● **Given task**
Using the data below, gather each line that includes the word "background".

● **Given data**
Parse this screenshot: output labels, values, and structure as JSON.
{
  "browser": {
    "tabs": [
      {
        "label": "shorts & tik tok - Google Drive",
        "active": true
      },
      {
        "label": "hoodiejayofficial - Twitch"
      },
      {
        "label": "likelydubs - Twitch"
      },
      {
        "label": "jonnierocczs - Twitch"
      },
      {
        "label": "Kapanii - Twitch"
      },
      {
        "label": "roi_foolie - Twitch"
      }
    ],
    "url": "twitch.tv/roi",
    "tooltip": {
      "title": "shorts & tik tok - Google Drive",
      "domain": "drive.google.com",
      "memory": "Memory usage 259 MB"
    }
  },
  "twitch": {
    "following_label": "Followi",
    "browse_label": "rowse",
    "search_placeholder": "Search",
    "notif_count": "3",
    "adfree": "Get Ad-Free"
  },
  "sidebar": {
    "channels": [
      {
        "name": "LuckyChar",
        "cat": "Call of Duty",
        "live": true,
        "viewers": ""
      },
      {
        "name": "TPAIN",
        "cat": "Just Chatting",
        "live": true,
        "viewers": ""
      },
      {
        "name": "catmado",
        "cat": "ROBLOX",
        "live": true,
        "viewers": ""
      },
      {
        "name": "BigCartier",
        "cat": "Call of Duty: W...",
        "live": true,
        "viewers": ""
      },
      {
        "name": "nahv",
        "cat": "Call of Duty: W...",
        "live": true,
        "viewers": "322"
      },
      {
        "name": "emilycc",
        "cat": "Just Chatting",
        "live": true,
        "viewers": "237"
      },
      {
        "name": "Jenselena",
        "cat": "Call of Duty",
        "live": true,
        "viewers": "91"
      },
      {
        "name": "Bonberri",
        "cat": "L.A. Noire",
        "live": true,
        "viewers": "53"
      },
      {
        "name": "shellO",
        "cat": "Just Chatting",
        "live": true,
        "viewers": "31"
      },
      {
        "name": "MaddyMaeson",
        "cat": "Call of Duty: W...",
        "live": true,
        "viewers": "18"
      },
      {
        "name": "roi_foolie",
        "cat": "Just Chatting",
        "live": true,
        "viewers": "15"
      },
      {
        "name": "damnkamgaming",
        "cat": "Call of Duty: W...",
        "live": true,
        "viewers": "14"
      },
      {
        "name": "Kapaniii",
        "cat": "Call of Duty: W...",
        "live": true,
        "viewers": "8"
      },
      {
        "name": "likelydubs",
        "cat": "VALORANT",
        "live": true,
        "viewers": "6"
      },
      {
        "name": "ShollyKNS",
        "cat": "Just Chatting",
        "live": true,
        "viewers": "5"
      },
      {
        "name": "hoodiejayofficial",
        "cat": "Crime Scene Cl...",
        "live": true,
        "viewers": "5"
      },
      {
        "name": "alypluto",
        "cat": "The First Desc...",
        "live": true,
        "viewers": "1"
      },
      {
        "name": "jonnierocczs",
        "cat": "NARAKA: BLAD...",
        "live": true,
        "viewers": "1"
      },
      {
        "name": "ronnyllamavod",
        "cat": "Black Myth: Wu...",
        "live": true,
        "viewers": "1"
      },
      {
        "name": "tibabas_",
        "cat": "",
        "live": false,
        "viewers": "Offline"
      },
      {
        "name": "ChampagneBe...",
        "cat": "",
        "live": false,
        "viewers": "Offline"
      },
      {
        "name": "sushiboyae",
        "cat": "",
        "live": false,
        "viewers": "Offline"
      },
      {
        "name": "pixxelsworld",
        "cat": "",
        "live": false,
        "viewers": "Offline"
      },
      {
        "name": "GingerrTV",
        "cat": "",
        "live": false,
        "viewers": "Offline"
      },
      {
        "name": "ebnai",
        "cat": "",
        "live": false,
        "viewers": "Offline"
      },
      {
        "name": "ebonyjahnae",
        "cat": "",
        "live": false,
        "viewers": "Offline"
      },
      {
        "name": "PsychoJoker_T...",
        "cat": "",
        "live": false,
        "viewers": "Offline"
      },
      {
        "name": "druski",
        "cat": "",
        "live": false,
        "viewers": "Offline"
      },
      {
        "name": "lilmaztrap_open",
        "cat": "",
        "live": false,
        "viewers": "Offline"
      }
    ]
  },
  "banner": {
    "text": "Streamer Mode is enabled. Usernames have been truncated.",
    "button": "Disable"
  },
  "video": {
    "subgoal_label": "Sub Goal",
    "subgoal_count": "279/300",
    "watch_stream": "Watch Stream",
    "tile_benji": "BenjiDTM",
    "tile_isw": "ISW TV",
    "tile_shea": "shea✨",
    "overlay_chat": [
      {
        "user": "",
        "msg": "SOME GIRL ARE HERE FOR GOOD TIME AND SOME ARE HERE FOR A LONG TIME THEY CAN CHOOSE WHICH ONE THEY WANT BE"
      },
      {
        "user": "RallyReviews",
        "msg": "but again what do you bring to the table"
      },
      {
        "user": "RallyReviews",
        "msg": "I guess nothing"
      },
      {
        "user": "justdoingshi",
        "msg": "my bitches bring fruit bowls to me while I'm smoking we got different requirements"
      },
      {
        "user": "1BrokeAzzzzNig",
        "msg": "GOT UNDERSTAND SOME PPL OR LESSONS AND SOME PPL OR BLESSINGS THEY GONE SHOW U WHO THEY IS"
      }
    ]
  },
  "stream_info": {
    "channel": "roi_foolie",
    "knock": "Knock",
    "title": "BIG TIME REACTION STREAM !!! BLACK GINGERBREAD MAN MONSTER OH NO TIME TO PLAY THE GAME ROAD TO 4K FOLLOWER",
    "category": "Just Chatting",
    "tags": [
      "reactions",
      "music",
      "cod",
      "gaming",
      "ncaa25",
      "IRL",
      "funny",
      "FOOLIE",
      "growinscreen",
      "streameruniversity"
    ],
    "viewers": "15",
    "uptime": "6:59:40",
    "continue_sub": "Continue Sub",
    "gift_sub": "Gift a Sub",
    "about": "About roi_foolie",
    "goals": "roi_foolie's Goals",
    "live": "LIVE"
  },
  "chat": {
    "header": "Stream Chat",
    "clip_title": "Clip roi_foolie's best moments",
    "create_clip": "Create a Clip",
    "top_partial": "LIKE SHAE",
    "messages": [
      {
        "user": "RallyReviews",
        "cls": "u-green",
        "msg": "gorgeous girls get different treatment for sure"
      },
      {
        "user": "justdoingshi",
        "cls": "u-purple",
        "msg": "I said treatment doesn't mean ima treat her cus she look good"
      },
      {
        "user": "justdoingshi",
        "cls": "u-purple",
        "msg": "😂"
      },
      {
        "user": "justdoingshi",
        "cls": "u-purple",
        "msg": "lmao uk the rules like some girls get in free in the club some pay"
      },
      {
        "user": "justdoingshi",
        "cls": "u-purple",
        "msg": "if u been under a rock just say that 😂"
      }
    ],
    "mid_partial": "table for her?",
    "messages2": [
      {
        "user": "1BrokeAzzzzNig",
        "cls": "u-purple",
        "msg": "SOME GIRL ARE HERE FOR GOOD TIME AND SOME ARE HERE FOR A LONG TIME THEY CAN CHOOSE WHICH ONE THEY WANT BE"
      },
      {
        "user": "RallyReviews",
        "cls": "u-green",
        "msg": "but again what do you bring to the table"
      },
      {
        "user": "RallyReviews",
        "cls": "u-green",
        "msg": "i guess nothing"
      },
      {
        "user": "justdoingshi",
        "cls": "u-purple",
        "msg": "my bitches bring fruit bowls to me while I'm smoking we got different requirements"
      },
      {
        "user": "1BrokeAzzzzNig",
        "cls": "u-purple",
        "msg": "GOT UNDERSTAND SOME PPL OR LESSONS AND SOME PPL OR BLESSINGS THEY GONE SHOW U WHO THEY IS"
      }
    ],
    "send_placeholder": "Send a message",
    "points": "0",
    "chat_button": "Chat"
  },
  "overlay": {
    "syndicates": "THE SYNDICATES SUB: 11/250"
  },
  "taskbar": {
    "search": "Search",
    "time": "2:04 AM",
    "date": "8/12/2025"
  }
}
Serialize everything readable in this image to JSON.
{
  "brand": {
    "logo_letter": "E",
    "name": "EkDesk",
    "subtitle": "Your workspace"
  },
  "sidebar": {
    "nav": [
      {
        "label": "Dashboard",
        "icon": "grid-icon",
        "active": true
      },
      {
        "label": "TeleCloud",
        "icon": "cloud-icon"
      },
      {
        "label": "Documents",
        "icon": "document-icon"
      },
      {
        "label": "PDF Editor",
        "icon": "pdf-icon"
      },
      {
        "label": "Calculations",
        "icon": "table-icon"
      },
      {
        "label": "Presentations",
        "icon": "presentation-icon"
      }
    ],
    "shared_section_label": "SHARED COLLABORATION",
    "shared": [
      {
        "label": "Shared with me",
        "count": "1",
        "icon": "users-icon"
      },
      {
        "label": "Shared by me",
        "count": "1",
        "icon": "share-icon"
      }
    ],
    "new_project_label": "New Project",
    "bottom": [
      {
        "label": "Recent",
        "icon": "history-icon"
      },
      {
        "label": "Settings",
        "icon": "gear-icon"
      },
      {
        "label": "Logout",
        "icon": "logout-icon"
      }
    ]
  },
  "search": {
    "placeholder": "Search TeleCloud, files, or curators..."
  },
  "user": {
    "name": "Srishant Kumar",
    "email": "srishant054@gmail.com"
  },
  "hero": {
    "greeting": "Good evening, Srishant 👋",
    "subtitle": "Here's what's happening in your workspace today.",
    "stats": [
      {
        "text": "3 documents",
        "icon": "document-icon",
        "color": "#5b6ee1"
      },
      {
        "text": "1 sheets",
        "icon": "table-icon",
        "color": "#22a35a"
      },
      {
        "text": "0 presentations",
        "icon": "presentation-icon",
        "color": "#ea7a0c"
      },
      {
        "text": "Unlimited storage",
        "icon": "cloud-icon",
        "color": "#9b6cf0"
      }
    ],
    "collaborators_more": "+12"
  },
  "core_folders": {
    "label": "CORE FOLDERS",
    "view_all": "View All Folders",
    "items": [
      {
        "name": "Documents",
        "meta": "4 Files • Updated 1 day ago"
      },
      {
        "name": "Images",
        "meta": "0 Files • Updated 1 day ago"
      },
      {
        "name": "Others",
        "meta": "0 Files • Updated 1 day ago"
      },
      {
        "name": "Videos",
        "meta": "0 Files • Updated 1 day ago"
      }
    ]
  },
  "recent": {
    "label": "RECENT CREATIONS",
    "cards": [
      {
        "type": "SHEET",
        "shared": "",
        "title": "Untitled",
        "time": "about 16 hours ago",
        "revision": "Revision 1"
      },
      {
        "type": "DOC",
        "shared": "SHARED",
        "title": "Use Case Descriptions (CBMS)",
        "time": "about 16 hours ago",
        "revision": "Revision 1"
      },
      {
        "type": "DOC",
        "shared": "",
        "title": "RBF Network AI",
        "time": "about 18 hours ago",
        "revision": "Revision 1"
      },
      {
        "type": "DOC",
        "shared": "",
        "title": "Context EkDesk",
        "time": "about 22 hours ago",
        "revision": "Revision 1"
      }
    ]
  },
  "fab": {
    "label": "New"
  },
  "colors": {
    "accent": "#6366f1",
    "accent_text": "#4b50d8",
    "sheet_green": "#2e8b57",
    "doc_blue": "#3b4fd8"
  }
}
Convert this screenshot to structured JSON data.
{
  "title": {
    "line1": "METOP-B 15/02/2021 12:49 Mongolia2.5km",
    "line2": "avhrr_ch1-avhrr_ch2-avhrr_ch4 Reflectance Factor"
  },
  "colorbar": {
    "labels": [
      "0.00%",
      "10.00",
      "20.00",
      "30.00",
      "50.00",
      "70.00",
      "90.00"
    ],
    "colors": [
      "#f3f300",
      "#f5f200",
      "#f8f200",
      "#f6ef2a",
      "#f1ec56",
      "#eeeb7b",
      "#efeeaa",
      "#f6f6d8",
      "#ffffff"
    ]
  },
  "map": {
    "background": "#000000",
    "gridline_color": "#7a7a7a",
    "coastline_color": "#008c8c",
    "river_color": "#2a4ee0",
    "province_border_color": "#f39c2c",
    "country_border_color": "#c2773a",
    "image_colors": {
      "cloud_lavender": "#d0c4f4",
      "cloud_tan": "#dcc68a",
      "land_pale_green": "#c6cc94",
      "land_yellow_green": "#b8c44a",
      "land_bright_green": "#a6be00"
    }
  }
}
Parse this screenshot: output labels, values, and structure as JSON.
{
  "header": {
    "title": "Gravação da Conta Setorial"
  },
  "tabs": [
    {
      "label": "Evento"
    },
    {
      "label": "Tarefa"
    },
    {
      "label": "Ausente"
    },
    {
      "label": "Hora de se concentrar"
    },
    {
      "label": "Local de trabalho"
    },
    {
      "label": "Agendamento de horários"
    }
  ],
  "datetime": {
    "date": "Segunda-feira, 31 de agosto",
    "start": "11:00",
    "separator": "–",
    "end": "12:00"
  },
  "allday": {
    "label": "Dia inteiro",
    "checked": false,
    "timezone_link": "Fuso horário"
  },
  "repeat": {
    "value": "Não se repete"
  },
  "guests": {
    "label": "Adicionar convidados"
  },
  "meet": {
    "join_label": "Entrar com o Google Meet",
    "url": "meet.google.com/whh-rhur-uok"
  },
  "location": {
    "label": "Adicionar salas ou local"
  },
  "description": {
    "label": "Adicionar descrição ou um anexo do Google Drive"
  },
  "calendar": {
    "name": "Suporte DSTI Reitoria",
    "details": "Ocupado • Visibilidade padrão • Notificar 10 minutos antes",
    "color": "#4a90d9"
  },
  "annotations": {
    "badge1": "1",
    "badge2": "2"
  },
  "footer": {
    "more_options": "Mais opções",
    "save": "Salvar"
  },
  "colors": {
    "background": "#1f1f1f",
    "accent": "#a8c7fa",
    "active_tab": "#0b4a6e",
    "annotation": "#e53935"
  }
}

● **Result**
    "background": "#000000",
    "background": "#1f1f1f",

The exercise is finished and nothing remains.